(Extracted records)
####################
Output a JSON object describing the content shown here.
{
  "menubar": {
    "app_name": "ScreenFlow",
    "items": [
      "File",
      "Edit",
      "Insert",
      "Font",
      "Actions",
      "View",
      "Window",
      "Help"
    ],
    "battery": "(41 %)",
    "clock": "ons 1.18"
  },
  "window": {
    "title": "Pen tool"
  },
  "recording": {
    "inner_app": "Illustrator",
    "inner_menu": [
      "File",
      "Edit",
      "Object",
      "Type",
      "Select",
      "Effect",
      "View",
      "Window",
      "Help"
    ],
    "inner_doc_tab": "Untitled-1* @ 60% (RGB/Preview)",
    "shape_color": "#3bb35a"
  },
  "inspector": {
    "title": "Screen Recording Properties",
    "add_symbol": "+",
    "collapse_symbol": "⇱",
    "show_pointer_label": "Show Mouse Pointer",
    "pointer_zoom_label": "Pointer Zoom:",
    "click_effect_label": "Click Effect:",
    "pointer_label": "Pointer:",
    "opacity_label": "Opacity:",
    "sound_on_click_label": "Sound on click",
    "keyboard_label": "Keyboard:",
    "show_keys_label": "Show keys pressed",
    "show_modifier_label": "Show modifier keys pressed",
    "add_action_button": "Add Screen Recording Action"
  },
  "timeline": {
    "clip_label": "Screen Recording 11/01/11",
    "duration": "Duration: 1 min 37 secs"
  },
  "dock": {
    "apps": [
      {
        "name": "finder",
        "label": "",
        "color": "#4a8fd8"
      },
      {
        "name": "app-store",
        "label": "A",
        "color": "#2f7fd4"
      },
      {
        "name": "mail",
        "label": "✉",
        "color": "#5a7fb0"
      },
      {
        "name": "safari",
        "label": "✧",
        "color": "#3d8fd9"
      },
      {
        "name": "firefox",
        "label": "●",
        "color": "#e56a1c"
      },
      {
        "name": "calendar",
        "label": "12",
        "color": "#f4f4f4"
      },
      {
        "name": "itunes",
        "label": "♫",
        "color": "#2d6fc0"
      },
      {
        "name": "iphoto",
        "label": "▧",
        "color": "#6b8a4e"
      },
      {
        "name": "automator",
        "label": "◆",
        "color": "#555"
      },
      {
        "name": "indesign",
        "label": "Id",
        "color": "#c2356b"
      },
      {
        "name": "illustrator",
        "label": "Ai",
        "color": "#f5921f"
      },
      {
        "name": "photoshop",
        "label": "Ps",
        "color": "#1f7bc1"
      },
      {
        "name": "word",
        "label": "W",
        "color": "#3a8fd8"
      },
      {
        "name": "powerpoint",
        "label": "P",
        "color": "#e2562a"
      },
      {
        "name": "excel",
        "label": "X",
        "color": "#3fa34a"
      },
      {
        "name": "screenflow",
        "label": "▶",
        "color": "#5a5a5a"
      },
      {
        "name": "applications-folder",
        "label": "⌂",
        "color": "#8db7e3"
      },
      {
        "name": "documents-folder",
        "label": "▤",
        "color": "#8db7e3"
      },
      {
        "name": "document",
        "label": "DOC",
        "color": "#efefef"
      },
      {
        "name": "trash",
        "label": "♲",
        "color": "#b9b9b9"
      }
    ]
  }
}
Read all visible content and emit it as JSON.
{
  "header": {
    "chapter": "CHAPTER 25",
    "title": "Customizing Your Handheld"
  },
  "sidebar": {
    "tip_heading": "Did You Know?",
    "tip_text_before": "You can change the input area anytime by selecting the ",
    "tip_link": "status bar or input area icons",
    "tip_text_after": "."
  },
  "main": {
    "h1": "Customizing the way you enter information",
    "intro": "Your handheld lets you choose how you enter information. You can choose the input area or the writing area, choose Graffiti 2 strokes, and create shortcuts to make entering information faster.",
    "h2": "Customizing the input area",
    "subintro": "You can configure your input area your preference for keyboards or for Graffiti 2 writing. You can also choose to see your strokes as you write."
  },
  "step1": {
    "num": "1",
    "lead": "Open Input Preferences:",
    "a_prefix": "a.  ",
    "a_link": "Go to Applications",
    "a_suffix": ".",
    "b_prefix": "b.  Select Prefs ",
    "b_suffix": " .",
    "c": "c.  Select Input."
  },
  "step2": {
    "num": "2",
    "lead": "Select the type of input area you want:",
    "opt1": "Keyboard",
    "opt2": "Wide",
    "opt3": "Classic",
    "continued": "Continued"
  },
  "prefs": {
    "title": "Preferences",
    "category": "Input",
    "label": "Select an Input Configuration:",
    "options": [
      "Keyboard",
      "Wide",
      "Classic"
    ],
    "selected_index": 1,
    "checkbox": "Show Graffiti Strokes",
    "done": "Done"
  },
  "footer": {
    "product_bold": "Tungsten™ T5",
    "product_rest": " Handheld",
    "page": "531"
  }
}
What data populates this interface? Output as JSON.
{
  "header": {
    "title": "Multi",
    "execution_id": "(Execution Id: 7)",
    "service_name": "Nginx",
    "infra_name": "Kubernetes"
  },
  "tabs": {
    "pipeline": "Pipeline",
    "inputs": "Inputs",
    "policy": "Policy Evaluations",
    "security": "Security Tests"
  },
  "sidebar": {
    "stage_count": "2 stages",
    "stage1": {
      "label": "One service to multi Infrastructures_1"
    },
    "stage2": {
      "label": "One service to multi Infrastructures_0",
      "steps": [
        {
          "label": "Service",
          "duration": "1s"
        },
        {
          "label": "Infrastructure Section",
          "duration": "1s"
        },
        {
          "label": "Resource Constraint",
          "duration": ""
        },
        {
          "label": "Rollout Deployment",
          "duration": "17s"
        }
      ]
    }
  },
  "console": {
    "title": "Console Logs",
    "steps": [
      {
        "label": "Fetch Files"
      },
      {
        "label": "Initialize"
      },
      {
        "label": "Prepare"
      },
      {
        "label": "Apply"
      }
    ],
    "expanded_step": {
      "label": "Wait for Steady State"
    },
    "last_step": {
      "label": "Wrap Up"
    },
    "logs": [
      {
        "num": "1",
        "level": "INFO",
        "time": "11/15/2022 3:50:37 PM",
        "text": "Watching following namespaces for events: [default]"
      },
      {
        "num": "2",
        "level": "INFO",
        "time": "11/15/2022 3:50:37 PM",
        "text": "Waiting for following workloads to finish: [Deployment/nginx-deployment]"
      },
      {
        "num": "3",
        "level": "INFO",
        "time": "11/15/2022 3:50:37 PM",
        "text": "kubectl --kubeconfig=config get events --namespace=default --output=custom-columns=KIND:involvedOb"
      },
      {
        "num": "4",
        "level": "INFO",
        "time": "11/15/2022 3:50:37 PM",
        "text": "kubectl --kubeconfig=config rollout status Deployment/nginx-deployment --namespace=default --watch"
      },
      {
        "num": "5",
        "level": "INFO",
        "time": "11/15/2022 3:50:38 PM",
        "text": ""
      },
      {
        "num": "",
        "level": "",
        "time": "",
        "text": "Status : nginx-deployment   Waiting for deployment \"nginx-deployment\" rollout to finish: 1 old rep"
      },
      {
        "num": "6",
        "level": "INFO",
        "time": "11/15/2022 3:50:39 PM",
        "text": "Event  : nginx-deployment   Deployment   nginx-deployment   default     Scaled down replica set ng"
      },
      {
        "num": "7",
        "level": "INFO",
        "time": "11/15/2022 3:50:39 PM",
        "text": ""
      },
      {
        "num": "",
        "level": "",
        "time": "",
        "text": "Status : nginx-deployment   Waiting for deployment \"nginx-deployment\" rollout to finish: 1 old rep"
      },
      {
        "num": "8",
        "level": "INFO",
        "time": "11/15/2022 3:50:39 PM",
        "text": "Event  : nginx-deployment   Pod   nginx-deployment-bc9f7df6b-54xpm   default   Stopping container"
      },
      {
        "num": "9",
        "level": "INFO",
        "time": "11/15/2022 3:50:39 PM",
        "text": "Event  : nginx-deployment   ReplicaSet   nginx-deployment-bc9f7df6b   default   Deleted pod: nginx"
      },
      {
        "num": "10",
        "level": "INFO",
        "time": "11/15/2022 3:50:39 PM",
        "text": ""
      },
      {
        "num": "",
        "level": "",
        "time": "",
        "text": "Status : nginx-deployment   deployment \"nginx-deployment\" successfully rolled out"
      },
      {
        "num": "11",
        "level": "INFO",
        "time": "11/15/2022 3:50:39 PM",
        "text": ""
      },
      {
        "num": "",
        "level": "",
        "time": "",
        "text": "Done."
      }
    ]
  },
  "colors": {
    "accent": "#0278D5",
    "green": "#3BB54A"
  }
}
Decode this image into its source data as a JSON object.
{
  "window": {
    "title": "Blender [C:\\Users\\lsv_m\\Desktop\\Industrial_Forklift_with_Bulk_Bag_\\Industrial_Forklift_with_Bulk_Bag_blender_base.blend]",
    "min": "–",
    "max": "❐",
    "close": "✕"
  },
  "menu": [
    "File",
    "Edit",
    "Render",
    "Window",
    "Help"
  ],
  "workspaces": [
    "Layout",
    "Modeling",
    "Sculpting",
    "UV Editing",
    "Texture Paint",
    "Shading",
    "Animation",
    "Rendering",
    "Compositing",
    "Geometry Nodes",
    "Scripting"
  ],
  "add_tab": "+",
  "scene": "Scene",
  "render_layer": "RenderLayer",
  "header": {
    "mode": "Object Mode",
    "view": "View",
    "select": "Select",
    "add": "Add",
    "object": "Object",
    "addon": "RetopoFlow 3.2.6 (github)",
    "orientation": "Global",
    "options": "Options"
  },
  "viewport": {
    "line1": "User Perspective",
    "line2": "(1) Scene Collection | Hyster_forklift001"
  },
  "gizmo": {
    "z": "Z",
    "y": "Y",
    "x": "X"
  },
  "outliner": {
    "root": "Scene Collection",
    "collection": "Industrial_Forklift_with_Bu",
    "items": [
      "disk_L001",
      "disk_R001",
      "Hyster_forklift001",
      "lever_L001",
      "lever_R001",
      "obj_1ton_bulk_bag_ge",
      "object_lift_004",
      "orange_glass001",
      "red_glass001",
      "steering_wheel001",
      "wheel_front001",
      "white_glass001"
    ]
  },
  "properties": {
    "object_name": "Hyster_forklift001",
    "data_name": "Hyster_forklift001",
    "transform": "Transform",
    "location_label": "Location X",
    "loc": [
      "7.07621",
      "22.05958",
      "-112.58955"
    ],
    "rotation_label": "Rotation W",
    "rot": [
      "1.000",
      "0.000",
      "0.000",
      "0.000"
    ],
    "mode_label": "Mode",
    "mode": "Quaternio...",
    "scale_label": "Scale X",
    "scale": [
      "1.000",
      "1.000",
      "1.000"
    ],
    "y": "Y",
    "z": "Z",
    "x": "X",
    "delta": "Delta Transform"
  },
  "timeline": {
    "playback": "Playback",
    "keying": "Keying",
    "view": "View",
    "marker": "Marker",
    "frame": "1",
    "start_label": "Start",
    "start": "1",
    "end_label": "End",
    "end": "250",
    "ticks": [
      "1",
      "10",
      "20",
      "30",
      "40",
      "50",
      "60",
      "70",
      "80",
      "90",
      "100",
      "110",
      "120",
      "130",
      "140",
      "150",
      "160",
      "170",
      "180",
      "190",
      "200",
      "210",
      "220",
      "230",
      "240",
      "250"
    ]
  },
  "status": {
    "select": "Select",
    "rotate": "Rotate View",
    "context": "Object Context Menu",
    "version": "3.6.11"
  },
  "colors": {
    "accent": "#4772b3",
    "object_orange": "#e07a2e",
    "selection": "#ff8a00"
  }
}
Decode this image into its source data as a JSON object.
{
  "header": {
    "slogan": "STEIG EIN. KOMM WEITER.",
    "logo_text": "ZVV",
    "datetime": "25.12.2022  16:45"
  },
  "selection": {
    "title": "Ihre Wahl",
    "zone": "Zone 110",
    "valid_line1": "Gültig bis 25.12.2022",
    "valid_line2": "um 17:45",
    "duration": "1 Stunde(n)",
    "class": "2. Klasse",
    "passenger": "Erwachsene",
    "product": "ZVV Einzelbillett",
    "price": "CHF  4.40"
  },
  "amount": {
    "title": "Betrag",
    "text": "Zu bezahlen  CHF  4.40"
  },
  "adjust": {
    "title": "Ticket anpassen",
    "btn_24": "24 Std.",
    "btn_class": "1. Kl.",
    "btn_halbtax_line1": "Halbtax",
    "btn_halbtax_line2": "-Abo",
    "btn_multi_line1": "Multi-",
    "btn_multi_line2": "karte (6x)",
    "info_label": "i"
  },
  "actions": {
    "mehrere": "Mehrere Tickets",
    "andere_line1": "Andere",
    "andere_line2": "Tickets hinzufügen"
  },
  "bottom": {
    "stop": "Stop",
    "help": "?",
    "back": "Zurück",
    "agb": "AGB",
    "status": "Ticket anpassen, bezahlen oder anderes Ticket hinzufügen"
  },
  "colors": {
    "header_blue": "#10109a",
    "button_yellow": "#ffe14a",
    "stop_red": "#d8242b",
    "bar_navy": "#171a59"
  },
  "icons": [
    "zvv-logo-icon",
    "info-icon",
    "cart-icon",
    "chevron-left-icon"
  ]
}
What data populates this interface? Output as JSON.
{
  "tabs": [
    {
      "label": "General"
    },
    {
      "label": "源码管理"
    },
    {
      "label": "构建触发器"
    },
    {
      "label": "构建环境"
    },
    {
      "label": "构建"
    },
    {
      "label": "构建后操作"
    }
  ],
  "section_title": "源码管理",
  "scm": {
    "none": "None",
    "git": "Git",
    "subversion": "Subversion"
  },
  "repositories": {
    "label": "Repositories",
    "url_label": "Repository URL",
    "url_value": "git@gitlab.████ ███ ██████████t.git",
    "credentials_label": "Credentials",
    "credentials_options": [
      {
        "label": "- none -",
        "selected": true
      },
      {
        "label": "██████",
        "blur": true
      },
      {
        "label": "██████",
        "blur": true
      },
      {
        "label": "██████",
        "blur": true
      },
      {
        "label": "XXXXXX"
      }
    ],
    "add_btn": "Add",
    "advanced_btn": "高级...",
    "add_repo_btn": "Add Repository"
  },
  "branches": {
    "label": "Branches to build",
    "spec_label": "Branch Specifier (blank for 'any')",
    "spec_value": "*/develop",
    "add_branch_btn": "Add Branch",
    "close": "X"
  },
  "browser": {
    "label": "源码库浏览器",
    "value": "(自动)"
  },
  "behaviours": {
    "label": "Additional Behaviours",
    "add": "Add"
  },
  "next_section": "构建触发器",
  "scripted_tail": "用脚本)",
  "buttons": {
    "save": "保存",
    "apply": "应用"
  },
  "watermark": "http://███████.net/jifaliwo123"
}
####################
Return, from the data, each line that has the word "anpassen" in it.

▸ **Completed exercise**
    "title": "Ticket anpassen",
    "status": "Ticket anpassen, bezahlen oder anderes Ticket hinzufügen"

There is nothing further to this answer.